> _What to do_
This exercise calls for an exact transcription. Set down every record below.

> _Provided records_
····················

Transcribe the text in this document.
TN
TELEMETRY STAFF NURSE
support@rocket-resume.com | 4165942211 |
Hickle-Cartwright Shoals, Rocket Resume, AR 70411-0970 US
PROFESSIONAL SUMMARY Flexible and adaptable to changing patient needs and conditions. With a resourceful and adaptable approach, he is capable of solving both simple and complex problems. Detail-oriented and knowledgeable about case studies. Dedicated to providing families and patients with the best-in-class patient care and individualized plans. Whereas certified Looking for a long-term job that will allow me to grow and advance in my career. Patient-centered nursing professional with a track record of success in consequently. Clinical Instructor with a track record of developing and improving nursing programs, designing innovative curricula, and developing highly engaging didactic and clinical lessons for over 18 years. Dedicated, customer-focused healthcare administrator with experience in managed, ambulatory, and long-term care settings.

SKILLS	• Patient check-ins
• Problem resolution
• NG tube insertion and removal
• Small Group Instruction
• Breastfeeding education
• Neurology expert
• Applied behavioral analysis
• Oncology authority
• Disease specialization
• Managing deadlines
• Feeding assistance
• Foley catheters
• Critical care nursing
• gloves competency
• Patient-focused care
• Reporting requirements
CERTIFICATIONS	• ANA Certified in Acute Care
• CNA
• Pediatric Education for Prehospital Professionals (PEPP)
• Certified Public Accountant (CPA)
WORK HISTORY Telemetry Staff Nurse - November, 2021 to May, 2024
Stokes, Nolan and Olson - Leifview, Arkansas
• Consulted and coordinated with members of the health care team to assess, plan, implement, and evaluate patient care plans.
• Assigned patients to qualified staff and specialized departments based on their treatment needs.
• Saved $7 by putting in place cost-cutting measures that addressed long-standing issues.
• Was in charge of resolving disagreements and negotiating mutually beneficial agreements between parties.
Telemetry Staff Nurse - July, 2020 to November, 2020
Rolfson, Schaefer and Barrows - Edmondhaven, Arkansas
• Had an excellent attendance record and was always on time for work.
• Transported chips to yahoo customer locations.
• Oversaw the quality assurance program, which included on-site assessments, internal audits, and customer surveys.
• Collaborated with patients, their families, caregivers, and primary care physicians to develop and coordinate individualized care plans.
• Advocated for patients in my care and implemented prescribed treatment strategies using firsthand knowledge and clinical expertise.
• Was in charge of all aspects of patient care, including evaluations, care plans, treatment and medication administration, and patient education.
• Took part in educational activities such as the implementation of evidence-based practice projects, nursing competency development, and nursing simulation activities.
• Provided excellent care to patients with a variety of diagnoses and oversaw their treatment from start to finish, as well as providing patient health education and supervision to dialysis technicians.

····················

> _Answer area_
Transcribe the text in this document.
TN
TELEMETRY STAFF NURSE
support@rocket-resume.com | 4165942211 |
Hickle-Cartwright Shoals, Rocket Resume, AR 70411-0970 US
PROFESSIONAL SUMMARY Flexible and adaptable to changing patient needs and conditions. With a resourceful and adaptable approach, he is capable of solving both simple and complex problems. Detail-oriented and knowledgeable about case studies. Dedicated to providing families and patients with the best-in-class patient care and individualized plans. Whereas certified Looking for a long-term job that will allow me to grow and advance in my career. Patient-centered nursing professional with a track record of success in consequently. Clinical Instructor with a track record of developing and improving nursing programs, designing innovative curricula, and developing highly engaging didactic and clinical lessons for over 18 years. Dedicated, customer-focused healthcare administrator with experience in managed, ambulatory, and long-term care settings.

SKILLS	• Patient check-ins
• Problem resolution
• NG tube insertion and removal
• Small Group Instruction
• Breastfeeding education
• Neurology expert
• Applied behavioral analysis
• Oncology authority
• Disease specialization
• Managing deadlines
• Feeding assistance
• Foley catheters
• Critical care nursing
• gloves competency
• Patient-focused care
• Reporting requirements
CERTIFICATIONS	• ANA Certified in Acute Care
• CNA
• Pediatric Education for Prehospital Professionals (PEPP)
• Certified Public Accountant (CPA)
WORK HISTORY Telemetry Staff Nurse - November, 2021 to May, 2024
Stokes, Nolan and Olson - Leifview, Arkansas
• Consulted and coordinated with members of the health care team to assess, plan, implement, and evaluate patient care plans.
• Assigned patients to qualified staff and specialized departments based on their treatment needs.
• Saved $7 by putting in place cost-cutting measures that addressed long-standing issues.
• Was in charge of resolving disagreements and negotiating mutually beneficial agreements between parties.
Telemetry Staff Nurse - July, 2020 to November, 2020
Rolfson, Schaefer and Barrows - Edmondhaven, Arkansas
• Had an excellent attendance record and was always on time for work.
• Transported chips to yahoo customer locations.
• Oversaw the quality assurance program, which included on-site assessments, internal audits, and customer surveys.
• Collaborated with patients, their families, caregivers, and primary care physicians to develop and coordinate individualized care plans.
• Advocated for patients in my care and implemented prescribed treatment strategies using firsthand knowledge and clinical expertise.
• Was in charge of all aspects of patient care, including evaluations, care plans, treatment and medication administration, and patient education.
• Took part in educational activities such as the implementation of evidence-based practice projects, nursing competency development, and nursing simulation activities.
• Provided excellent care to patients with a variety of diagnoses and oversaw their treatment from start to finish, as well as providing patient health education and supervision to dialysis technicians.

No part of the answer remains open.